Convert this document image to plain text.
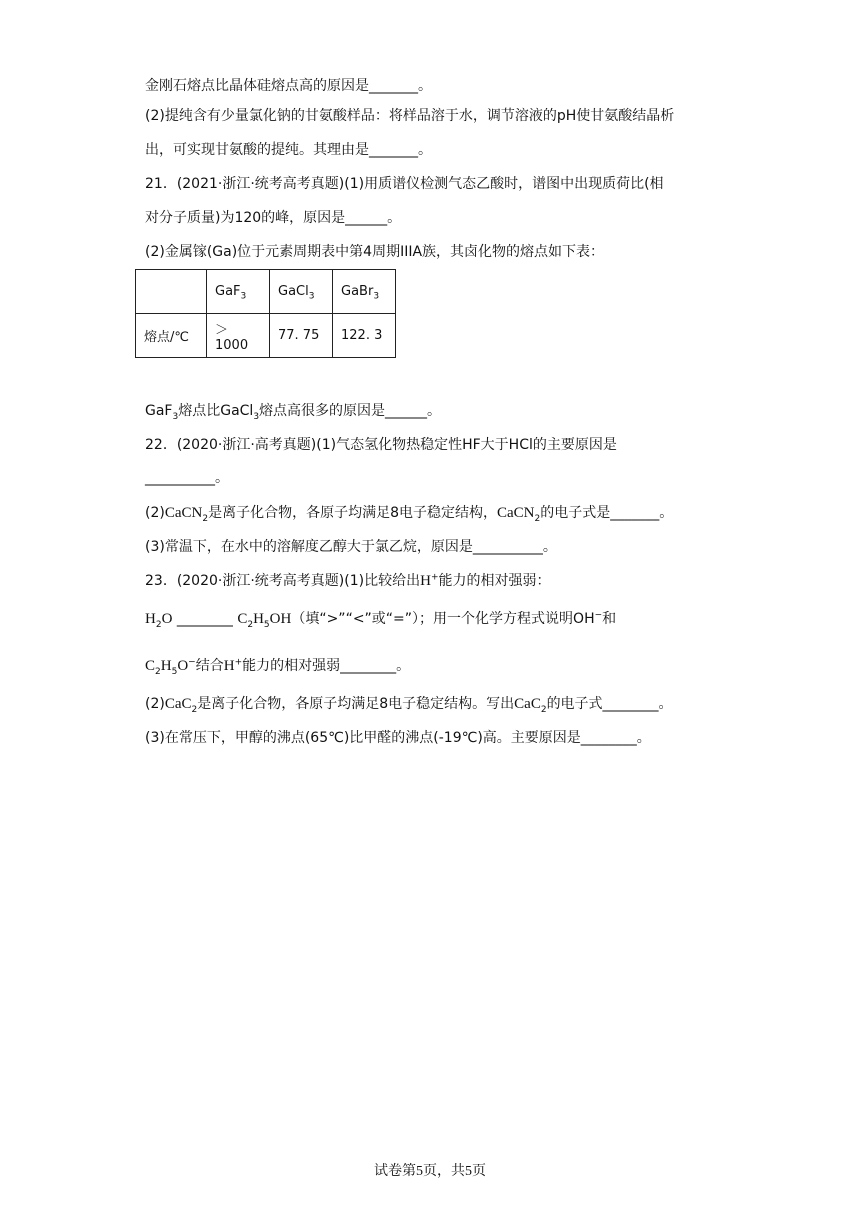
金刚石熔点比晶体硅熔点高的原因是_______。
(2)提纯含有少量氯化钠的甘氨酸样品：将样品溶于水，调节溶液的pH使甘氨酸结晶析
出，可实现甘氨酸的提纯。其理由是_______。
21．(2021·浙江·统考高考真题)(1)用质谱仪检测气态乙酸时，谱图中出现质荷比(相
对分子质量)为120的峰，原因是______。
(2)金属镓(Ga)位于元素周期表中第4周期IIIA族，其卤化物的熔点如下表：
	GaF$_3$	GaCl$_3$	GaBr$_3$
熔点/℃	＞ 1000	77. 75	122. 3
GaF$_3$熔点比GaCl$_3$熔点高很多的原因是______。
22．(2020·浙江·高考真题)(1)气态氢化物热稳定性HF大于HCl的主要原因是
__________。
(2)CaCN$_2$是离子化合物，各原子均满足8电子稳定结构，CaCN$_2$的电子式是_______。
(3)常温下，在水中的溶解度乙醇大于氯乙烷，原因是__________。
23．(2020·浙江·统考高考真题)(1)比较给出H+能力的相对强弱：
$H_2O$ ________ $C_2H_5OH$（填“>”“<”或“=”）；用一个化学方程式说明OH−和
$C_2H_5O^-$结合H+能力的相对强弱________。
(2)CaC$_2$是离子化合物，各原子均满足8电子稳定结构。写出CaC$_2$的电子式________。
(3)在常压下，甲醇的沸点(65℃)比甲醛的沸点(-19℃)高。主要原因是________。
试卷第5页，共5页
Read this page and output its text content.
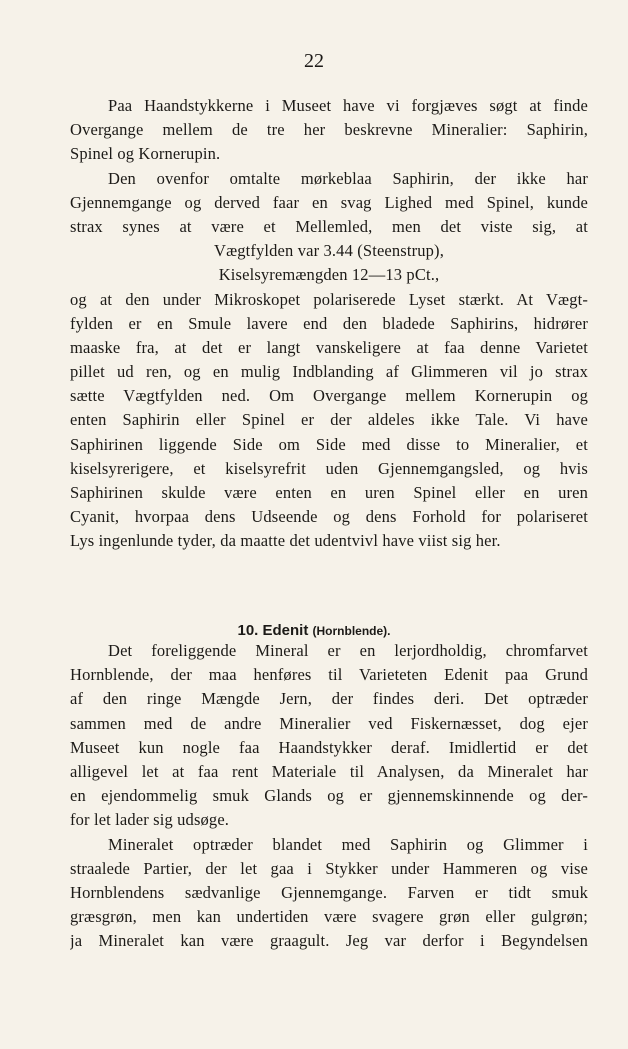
22
Paa Haandstykkerne i Museet have vi forgjæves søgt at finde
Overgange mellem de tre her beskrevne Mineralier: Saphirin,
Spinel og Kornerupin.
Den ovenfor omtalte mørkeblaa Saphirin, der ikke har
Gjennemgange og derved faar en svag Lighed med Spinel, kunde
strax synes at være et Mellemled, men det viste sig, at
Vægtfylden var 3.44 (Steenstrup),
Kiselsyremængden 12—13 pCt.,
og at den under Mikroskopet polariserede Lyset stærkt. At Vægt-
fylden er en Smule lavere end den bladede Saphirins, hidrører
maaske fra, at det er langt vanskeligere at faa denne Varietet
pillet ud ren, og en mulig Indblanding af Glimmeren vil jo strax
sætte Vægtfylden ned. Om Overgange mellem Kornerupin og
enten Saphirin eller Spinel er der aldeles ikke Tale. Vi have
Saphirinen liggende Side om Side med disse to Mineralier, et
kiselsyrerigere, et kiselsyrefrit uden Gjennemgangsled, og hvis
Saphirinen skulde være enten en uren Spinel eller en uren
Cyanit, hvorpaa dens Udseende og dens Forhold for polariseret
Lys ingenlunde tyder, da maatte det udentvivl have viist sig her.
10. Edenit (Hornblende).
Det foreliggende Mineral er en lerjordholdig, chromfarvet
Hornblende, der maa henføres til Varieteten Edenit paa Grund
af den ringe Mængde Jern, der findes deri. Det optræder
sammen med de andre Mineralier ved Fiskernæsset, dog ejer
Museet kun nogle faa Haandstykker deraf. Imidlertid er det
alligevel let at faa rent Materiale til Analysen, da Mineralet har
en ejendommelig smuk Glands og er gjennemskinnende og der-
for let lader sig udsøge.
Mineralet optræder blandet med Saphirin og Glimmer i
straalede Partier, der let gaa i Stykker under Hammeren og vise
Hornblendens sædvanlige Gjennemgange. Farven er tidt smuk
græsgrøn, men kan undertiden være svagere grøn eller gulgrøn;
ja Mineralet kan være graagult. Jeg var derfor i Begyndelsen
----
Above are some records. Report the number of their lines that include "统考高考真题", and add nothing else.

2